What you are asked to do >>
Locate the word "Заголовок" in the material, then show every line that holds it.

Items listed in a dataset
_ _ _ _
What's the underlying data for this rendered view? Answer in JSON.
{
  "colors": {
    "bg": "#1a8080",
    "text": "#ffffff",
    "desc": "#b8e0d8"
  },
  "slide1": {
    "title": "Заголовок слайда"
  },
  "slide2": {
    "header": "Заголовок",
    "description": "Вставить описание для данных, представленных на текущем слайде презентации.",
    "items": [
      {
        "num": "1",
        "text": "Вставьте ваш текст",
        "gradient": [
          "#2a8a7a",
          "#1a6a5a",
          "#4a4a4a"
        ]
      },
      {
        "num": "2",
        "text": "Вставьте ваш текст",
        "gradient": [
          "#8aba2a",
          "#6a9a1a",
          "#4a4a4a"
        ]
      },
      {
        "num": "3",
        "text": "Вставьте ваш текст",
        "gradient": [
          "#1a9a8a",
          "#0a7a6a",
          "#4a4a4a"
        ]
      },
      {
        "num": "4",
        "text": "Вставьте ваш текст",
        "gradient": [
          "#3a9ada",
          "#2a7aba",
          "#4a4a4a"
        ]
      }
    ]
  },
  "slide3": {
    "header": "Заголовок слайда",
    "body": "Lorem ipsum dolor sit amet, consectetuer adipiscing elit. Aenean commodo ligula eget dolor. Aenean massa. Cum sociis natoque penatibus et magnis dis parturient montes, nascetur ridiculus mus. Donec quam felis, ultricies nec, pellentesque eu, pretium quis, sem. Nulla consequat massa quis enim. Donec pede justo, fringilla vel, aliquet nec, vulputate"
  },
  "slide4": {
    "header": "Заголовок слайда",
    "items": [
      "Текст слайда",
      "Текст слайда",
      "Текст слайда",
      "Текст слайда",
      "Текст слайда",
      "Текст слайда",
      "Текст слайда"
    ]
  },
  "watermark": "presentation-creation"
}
_ _ _ _
Result for this exercise >>
    "title": "Заголовок слайда"
    "header": "Заголовок",
    "header": "Заголовок слайда",
    "header": "Заголовок слайда",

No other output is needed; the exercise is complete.